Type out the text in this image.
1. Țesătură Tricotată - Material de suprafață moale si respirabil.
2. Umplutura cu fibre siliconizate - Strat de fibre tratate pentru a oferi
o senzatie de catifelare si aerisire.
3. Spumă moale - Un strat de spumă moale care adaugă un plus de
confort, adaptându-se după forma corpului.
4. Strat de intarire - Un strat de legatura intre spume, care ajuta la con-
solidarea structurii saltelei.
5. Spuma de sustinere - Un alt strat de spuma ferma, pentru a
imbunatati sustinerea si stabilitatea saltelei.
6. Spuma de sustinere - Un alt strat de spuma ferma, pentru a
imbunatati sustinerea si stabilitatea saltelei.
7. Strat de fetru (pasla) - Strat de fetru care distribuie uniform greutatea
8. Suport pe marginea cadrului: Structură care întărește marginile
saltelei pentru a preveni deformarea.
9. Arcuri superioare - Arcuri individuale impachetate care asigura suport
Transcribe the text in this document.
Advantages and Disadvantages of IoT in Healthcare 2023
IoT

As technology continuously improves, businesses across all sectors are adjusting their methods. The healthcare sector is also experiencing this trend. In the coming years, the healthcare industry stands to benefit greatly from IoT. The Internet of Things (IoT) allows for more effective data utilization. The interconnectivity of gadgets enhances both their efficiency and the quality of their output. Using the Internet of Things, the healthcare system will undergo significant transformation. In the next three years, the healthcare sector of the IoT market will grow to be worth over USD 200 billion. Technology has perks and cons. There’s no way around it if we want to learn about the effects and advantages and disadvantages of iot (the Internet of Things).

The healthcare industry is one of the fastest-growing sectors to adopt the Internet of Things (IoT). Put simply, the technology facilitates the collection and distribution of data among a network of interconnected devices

+---+

Set exercise. Write out all the records above again, exactly as they stand.

Exercise answer.
Type out the text in this image.
1. Țesătură Tricotată - Material de suprafață moale si respirabil.
2. Umplutura cu fibre siliconizate - Strat de fibre tratate pentru a oferi
o senzatie de catifelare si aerisire.
3. Spumă moale - Un strat de spumă moale care adaugă un plus de
confort, adaptându-se după forma corpului.
4. Strat de intarire - Un strat de legatura intre spume, care ajuta la con-
solidarea structurii saltelei.
5. Spuma de sustinere - Un alt strat de spuma ferma, pentru a
imbunatati sustinerea si stabilitatea saltelei.
6. Spuma de sustinere - Un alt strat de spuma ferma, pentru a
imbunatati sustinerea si stabilitatea saltelei.
7. Strat de fetru (pasla) - Strat de fetru care distribuie uniform greutatea
8. Suport pe marginea cadrului: Structură care întărește marginile
saltelei pentru a preveni deformarea.
9. Arcuri superioare - Arcuri individuale impachetate care asigura suport
Transcribe the text in this document.
Advantages and Disadvantages of IoT in Healthcare 2023
IoT

As technology continuously improves, businesses across all sectors are adjusting their methods. The healthcare sector is also experiencing this trend. In the coming years, the healthcare industry stands to benefit greatly from IoT. The Internet of Things (IoT) allows for more effective data utilization. The interconnectivity of gadgets enhances both their efficiency and the quality of their output. Using the Internet of Things, the healthcare system will undergo significant transformation. In the next three years, the healthcare sector of the IoT market will grow to be worth over USD 200 billion. Technology has perks and cons. There’s no way around it if we want to learn about the effects and advantages and disadvantages of iot (the Internet of Things).

The healthcare industry is one of the fastest-growing sectors to adopt the Internet of Things (IoT). Put simply, the technology facilitates the collection and distribution of data among a network of interconnected devices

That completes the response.